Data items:
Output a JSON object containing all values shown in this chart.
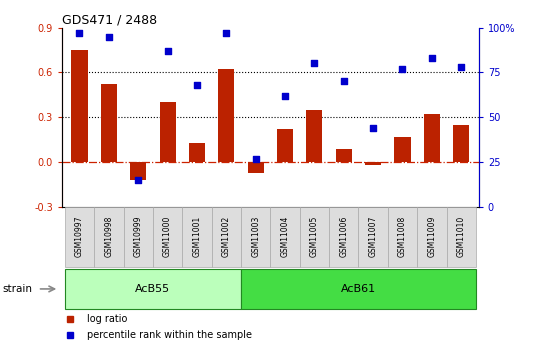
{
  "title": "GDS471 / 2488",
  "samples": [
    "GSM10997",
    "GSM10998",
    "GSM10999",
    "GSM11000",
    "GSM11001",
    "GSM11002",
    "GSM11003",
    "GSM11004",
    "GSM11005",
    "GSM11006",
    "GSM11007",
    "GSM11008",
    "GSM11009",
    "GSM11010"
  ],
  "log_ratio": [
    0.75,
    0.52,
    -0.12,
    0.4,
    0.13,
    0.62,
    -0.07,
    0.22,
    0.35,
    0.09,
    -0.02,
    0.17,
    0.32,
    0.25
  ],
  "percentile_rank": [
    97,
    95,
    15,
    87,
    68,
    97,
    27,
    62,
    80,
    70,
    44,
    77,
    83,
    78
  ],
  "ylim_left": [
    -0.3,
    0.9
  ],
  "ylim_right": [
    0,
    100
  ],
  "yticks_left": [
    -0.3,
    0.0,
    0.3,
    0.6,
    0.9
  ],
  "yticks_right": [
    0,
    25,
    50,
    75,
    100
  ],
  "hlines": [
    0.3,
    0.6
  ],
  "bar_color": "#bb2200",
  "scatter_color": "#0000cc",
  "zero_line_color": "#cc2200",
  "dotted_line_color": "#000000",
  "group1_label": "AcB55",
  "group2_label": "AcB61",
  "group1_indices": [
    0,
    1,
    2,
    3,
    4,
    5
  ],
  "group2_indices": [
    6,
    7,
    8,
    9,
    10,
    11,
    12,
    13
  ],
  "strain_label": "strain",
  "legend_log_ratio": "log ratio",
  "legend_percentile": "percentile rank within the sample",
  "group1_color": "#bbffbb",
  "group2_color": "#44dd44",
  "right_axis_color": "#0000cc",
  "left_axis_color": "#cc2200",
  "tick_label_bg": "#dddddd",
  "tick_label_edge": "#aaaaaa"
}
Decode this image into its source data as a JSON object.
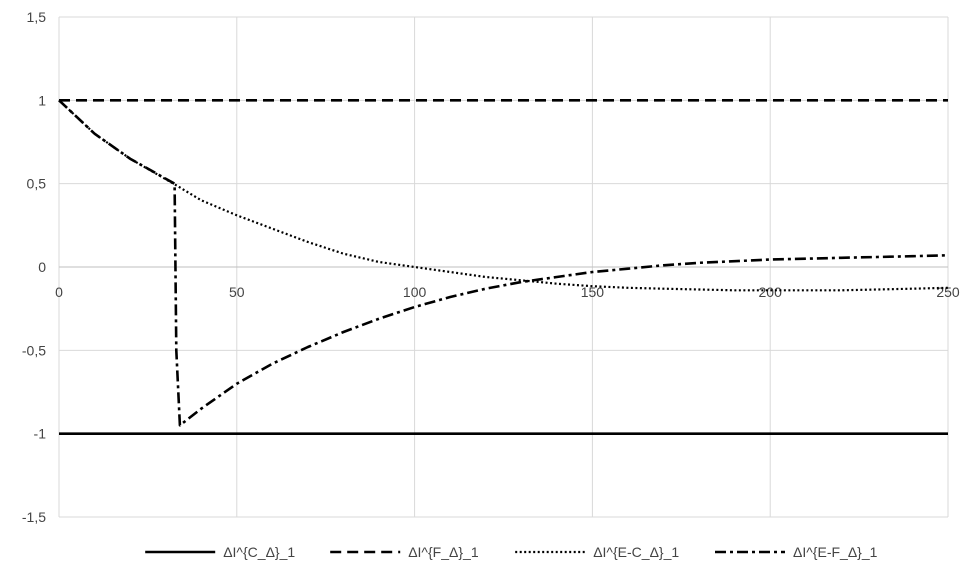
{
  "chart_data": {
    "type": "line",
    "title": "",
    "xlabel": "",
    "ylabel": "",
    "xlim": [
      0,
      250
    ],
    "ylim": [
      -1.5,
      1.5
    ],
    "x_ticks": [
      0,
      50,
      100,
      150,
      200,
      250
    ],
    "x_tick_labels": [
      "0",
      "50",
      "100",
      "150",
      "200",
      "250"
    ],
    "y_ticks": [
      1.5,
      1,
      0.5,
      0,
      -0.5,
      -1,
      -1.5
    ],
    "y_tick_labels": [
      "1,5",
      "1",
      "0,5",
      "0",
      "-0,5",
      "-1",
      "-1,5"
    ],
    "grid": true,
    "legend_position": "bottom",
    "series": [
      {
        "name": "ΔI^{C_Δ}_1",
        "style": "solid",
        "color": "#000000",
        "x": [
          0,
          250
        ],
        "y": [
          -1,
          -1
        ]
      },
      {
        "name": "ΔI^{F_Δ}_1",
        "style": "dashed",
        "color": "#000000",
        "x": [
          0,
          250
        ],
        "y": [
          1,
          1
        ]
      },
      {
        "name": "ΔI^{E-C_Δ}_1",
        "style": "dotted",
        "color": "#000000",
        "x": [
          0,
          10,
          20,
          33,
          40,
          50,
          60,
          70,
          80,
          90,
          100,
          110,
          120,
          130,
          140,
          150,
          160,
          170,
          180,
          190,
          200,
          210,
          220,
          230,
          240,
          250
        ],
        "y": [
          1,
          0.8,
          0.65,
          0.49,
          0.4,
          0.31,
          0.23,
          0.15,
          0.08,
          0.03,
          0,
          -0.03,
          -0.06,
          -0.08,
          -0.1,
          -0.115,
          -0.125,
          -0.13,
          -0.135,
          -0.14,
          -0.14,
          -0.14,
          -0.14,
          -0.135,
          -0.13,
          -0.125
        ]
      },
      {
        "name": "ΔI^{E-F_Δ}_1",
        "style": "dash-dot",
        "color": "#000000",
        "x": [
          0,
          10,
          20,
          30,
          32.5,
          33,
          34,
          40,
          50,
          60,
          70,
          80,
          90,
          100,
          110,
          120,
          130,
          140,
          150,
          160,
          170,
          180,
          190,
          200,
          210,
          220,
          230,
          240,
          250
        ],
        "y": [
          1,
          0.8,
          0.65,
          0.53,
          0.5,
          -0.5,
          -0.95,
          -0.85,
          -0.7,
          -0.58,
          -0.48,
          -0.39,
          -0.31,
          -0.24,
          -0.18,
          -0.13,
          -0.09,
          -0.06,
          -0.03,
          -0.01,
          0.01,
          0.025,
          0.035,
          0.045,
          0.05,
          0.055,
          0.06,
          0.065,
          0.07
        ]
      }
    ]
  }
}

- WORK TO COMPLETE:
Gather each line of the listing that holds the string "object".

- WORKED ANSWER:
Output a JSON object containing all values shown in this chart.
Decode this image into its source data as a JSON object.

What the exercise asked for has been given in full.